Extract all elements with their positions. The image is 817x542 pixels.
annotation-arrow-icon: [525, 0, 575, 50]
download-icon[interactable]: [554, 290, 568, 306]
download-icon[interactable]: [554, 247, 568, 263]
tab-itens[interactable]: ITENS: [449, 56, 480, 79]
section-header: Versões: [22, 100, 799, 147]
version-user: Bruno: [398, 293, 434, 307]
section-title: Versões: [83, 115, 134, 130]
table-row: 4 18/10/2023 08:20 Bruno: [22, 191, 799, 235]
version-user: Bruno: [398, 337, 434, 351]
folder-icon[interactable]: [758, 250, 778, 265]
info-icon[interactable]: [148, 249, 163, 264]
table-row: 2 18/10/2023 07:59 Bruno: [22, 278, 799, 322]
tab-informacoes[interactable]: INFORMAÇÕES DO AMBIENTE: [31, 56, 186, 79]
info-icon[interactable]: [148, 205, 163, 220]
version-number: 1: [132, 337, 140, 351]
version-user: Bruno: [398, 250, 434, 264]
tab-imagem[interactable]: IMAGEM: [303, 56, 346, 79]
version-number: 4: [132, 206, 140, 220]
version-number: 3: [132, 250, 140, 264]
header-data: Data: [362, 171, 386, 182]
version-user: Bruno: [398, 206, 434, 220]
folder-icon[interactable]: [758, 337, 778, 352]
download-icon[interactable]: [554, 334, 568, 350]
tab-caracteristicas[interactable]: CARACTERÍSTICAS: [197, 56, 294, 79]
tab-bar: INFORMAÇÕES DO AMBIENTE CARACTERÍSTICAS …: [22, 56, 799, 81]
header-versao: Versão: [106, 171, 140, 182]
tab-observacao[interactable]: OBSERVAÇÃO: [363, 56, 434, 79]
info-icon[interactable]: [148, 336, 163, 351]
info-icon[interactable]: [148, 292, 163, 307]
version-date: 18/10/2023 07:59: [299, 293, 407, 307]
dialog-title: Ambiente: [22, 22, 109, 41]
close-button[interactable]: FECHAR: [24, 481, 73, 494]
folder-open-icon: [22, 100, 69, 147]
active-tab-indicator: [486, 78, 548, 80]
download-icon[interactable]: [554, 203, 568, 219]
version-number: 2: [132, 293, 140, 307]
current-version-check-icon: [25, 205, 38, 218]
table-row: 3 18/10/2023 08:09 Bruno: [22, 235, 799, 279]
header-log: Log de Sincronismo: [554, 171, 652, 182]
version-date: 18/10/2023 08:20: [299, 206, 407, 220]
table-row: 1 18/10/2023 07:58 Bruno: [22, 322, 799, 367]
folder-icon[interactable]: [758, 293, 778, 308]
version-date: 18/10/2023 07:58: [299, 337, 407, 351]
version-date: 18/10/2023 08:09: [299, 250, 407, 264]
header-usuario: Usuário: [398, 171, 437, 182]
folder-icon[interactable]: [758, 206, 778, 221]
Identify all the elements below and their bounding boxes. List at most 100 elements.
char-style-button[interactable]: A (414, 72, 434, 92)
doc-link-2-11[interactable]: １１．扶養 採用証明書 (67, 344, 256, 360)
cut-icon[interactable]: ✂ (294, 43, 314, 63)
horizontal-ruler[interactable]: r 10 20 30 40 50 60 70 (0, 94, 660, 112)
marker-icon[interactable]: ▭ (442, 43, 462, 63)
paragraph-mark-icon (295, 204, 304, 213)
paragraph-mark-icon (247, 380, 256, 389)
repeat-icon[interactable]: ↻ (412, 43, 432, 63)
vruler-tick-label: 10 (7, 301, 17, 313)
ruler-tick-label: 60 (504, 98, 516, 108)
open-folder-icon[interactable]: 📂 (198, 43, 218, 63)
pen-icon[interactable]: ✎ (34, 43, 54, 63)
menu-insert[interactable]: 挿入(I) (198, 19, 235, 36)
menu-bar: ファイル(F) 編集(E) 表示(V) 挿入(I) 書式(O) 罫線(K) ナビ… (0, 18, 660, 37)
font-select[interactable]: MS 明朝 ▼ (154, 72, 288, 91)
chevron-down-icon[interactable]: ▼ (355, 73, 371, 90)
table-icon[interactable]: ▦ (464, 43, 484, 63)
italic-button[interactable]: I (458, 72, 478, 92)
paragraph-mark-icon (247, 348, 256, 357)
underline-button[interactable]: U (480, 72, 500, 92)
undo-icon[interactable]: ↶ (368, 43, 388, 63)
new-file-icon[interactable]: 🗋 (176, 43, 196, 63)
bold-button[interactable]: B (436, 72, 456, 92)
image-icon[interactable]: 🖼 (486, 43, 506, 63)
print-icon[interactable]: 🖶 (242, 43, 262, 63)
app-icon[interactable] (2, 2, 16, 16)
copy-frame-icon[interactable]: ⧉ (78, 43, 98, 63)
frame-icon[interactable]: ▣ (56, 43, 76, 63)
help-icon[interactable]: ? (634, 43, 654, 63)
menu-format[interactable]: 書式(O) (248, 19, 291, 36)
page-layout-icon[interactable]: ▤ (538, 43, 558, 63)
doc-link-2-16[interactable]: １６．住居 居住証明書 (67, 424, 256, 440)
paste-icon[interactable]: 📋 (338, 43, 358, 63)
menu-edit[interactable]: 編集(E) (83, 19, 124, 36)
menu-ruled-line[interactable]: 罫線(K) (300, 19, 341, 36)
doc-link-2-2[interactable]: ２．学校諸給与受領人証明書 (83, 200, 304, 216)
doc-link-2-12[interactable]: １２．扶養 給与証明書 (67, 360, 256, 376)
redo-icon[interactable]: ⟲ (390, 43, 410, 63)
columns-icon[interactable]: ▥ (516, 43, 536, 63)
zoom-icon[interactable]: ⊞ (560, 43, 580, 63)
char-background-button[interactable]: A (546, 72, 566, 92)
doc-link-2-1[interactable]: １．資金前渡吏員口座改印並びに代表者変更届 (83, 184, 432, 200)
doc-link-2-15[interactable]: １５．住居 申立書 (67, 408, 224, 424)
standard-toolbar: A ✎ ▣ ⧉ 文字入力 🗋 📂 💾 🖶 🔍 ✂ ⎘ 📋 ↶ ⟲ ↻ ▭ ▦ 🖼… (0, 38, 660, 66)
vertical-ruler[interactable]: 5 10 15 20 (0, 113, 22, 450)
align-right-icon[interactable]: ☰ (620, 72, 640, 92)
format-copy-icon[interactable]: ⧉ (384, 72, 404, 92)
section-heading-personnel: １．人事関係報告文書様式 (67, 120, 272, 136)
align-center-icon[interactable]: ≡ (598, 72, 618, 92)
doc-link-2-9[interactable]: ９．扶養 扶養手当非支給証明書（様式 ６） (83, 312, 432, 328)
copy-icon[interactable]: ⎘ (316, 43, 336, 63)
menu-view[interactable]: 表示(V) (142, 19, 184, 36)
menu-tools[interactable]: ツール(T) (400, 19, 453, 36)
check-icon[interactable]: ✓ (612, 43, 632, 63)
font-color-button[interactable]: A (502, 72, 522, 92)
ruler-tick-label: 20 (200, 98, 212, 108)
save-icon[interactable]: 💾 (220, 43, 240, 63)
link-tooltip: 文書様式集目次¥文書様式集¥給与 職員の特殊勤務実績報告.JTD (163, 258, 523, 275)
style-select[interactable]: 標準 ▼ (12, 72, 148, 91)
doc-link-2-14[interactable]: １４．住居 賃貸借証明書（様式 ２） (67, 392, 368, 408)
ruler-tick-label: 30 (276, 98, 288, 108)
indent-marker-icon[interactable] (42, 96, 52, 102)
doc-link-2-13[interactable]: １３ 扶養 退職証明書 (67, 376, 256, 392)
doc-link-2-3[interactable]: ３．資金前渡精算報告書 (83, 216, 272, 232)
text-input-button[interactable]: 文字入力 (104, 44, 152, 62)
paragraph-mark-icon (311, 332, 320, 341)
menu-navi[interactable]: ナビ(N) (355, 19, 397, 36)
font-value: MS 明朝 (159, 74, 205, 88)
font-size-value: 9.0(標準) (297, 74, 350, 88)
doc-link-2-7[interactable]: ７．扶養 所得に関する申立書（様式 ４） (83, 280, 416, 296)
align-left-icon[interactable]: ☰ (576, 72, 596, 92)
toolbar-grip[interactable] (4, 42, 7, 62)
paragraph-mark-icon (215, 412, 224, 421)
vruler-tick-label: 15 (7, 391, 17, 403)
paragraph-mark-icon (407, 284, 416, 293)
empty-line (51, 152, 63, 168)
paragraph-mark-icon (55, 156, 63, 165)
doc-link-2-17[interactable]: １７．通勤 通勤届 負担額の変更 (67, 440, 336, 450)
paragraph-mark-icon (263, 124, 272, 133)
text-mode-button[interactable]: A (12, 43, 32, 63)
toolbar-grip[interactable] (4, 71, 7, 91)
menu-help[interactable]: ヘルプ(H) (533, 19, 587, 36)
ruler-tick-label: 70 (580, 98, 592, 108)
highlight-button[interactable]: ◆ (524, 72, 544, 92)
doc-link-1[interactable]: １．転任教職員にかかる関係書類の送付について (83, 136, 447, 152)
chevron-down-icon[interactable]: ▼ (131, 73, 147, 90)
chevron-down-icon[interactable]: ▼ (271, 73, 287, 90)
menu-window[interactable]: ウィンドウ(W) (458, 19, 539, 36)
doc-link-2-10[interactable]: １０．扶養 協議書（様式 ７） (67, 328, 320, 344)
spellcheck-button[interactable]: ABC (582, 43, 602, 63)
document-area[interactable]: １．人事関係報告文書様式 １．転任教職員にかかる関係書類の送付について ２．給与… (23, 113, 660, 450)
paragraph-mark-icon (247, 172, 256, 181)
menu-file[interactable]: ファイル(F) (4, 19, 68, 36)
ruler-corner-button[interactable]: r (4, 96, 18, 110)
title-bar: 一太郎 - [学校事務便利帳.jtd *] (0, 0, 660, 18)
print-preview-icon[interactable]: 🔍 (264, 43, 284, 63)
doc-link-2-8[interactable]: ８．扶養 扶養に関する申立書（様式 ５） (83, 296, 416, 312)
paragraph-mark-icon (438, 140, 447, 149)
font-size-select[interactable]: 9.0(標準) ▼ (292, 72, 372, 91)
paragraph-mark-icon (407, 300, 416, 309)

··········

Please copy out the records word for word, from the first line through the line with "version-user: Bruno: [398, 250, 434, 264]".

Extract all elements with their positions. The image is 817x542 pixels.
annotation-arrow-icon: [525, 0, 575, 50]
download-icon[interactable]: [554, 290, 568, 306]
download-icon[interactable]: [554, 247, 568, 263]
tab-itens[interactable]: ITENS: [449, 56, 480, 79]
section-header: Versões: [22, 100, 799, 147]
version-user: Bruno: [398, 293, 434, 307]
section-title: Versões: [83, 115, 134, 130]
table-row: 4 18/10/2023 08:20 Bruno: [22, 191, 799, 235]
version-user: Bruno: [398, 337, 434, 351]
folder-icon[interactable]: [758, 250, 778, 265]
info-icon[interactable]: [148, 249, 163, 264]
table-row: 2 18/10/2023 07:59 Bruno: [22, 278, 799, 322]
tab-informacoes[interactable]: INFORMAÇÕES DO AMBIENTE: [31, 56, 186, 79]
info-icon[interactable]: [148, 205, 163, 220]
version-number: 1: [132, 337, 140, 351]
version-user: Bruno: [398, 250, 434, 264]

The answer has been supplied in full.